◆ Stored records ◆
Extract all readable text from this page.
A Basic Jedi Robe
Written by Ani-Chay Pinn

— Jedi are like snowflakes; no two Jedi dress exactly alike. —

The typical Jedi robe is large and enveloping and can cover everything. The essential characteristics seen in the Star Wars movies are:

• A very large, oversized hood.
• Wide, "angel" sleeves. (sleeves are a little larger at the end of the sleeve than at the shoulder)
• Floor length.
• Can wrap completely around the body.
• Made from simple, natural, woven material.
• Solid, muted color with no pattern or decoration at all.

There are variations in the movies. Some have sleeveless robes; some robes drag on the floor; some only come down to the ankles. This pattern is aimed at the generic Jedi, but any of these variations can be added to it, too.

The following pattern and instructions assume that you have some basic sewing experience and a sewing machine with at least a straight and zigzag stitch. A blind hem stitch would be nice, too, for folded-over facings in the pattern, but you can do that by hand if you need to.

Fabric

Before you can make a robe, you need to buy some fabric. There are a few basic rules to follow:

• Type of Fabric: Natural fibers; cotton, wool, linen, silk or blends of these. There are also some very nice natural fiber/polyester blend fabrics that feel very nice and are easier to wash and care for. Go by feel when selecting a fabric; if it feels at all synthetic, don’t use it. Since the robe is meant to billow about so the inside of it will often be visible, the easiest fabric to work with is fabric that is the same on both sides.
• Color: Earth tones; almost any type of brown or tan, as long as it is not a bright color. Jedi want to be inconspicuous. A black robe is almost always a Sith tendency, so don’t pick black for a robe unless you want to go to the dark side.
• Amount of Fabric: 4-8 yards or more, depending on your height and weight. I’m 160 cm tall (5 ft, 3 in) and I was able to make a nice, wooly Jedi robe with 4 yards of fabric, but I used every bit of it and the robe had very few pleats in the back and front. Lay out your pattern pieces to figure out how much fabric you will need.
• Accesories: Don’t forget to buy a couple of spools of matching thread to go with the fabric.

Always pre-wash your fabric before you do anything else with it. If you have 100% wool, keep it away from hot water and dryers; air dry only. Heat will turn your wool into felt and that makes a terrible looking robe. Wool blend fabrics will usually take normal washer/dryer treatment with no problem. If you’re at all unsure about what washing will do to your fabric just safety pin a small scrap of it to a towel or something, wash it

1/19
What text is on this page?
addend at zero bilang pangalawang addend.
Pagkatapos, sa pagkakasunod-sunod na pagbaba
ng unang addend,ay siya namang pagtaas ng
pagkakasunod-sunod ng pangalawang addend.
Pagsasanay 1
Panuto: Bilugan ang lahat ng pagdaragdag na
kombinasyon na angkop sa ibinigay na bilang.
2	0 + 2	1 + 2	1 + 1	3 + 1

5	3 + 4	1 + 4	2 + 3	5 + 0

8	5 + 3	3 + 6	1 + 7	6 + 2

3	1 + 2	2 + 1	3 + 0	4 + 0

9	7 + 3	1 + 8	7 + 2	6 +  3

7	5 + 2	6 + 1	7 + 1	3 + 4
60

◆ What you have to do ◆
Of the lines in this data, how many contain "pangalawang"? Reply with only the number.

◆ Task output ◆
2